• Exercise objective: Gather up all lines that carry the word "JSON".

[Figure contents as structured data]
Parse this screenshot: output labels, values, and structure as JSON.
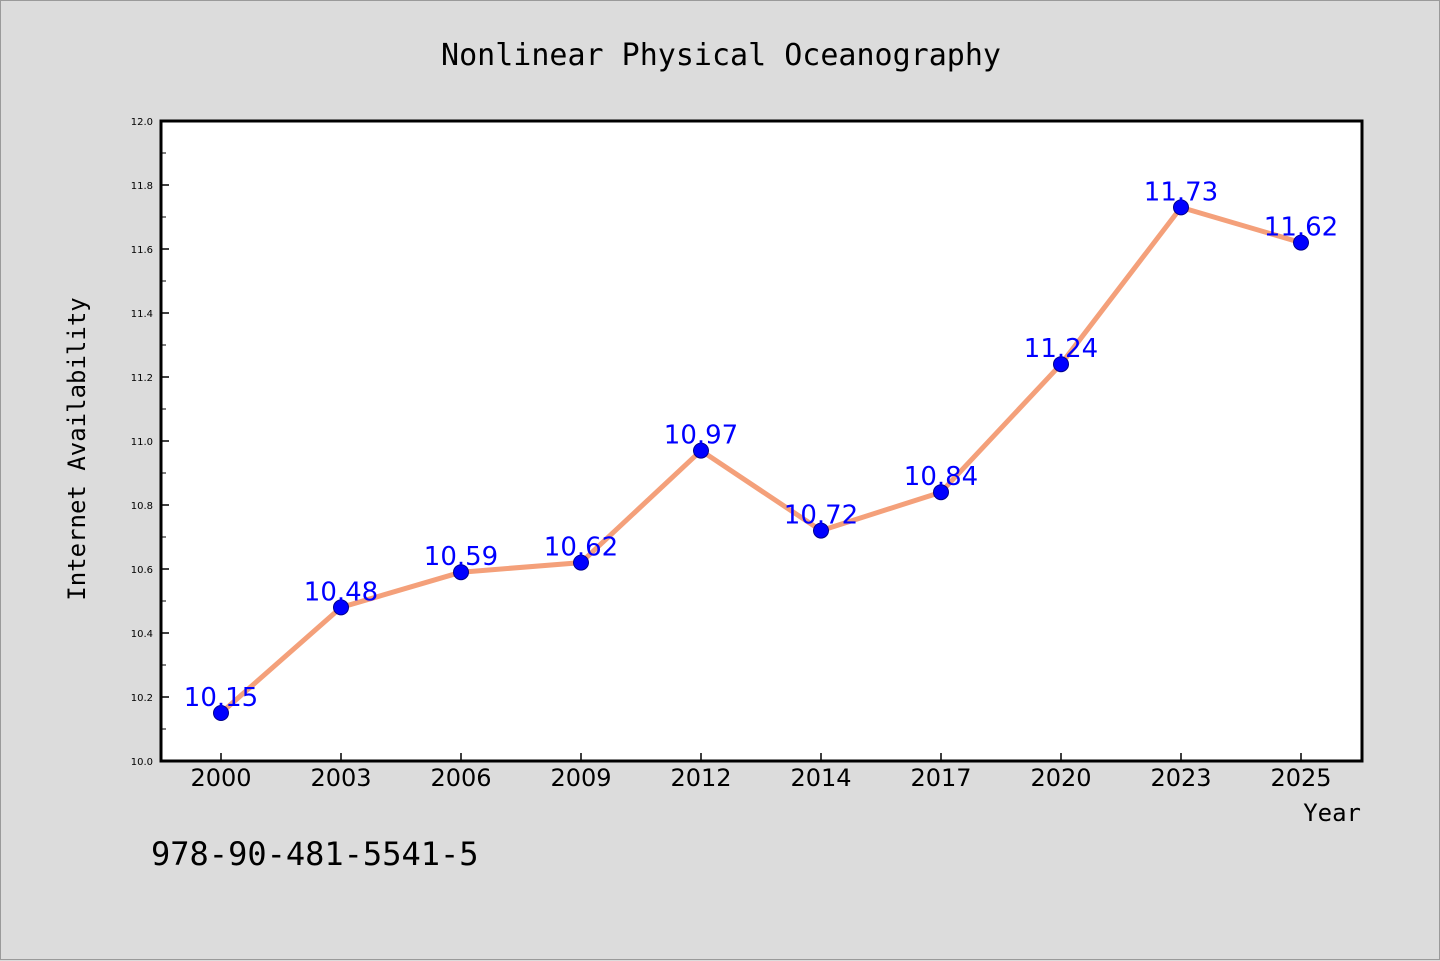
{
  "chart_data": {
    "type": "line",
    "title": "Nonlinear Physical Oceanography",
    "xlabel": "Year",
    "ylabel": "Internet Availability",
    "categories": [
      "2000",
      "2003",
      "2006",
      "2009",
      "2012",
      "2014",
      "2017",
      "2020",
      "2023",
      "2025"
    ],
    "series": [
      {
        "values": [
          10.15,
          10.48,
          10.59,
          10.62,
          10.97,
          10.72,
          10.84,
          11.24,
          11.73,
          11.62
        ],
        "line_color": "#f4a07a",
        "marker_color": "#0000ff",
        "data_labels": [
          "10.15",
          "10.48",
          "10.59",
          "10.62",
          "10.97",
          "10.72",
          "10.84",
          "11.24",
          "11.73",
          "11.62"
        ]
      }
    ],
    "ylim": [
      10.0,
      12.0
    ],
    "yticks": [
      "10.0",
      "10.2",
      "10.4",
      "10.6",
      "10.8",
      "11.0",
      "11.2",
      "11.4",
      "11.6",
      "11.8",
      "12.0"
    ],
    "grid": false,
    "legend": "none"
  },
  "footnote": "978-90-481-5541-5",
  "colors": {
    "background": "#dcdcdc",
    "plot_background": "#ffffff",
    "data_label": "#0000ff"
  }
}
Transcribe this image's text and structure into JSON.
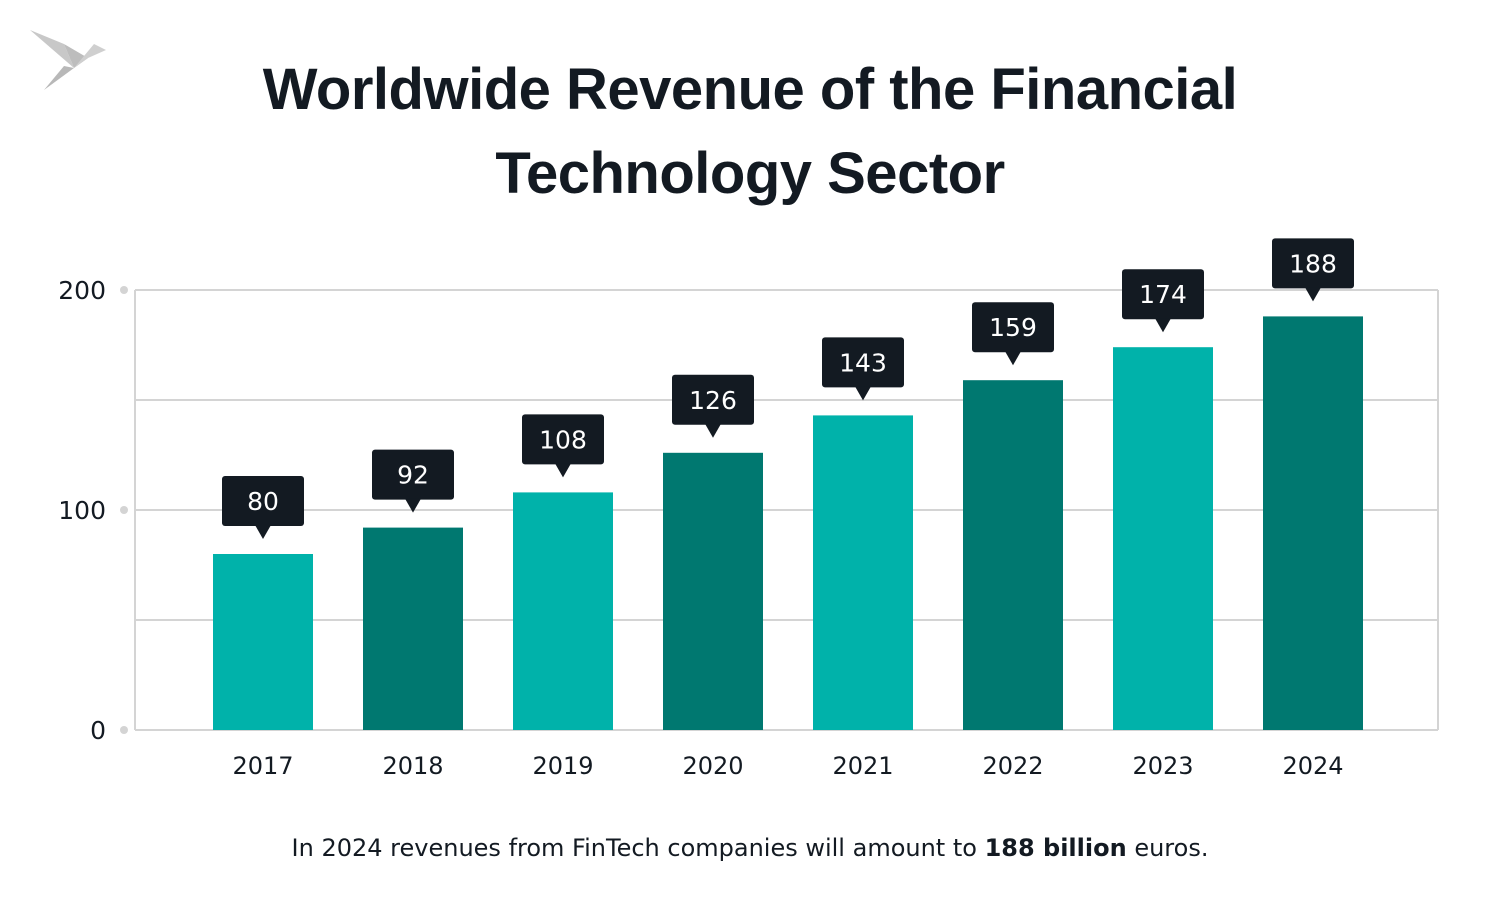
{
  "logo": {
    "icon": "origami-bird-icon",
    "color": "#c8c8c8"
  },
  "chart_data": {
    "type": "bar",
    "title": "Worldwide Revenue of the Financial Technology Sector",
    "categories": [
      "2017",
      "2018",
      "2019",
      "2020",
      "2021",
      "2022",
      "2023",
      "2024"
    ],
    "values": [
      80,
      92,
      108,
      126,
      143,
      159,
      174,
      188
    ],
    "data_labels": [
      "80",
      "92",
      "108",
      "126",
      "143",
      "159",
      "174",
      "188"
    ],
    "xlabel": "",
    "ylabel": "",
    "ylim": [
      0,
      200
    ],
    "yticks": [
      0,
      100,
      200
    ],
    "ytick_labels": [
      "0",
      "100",
      "200"
    ],
    "grid": true,
    "colors": {
      "bar_light": "#00b2aa",
      "bar_dark": "#007870",
      "label_bg": "#131a22",
      "grid": "#d4d4d4"
    }
  },
  "caption": {
    "before": "In 2024 revenues from FinTech companies will amount to ",
    "bold": "188 billion",
    "after": " euros."
  }
}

• Result:
Parse this screenshot: output labels, values, and structure as JSON.
Transcribe this image's text and structure into JSON.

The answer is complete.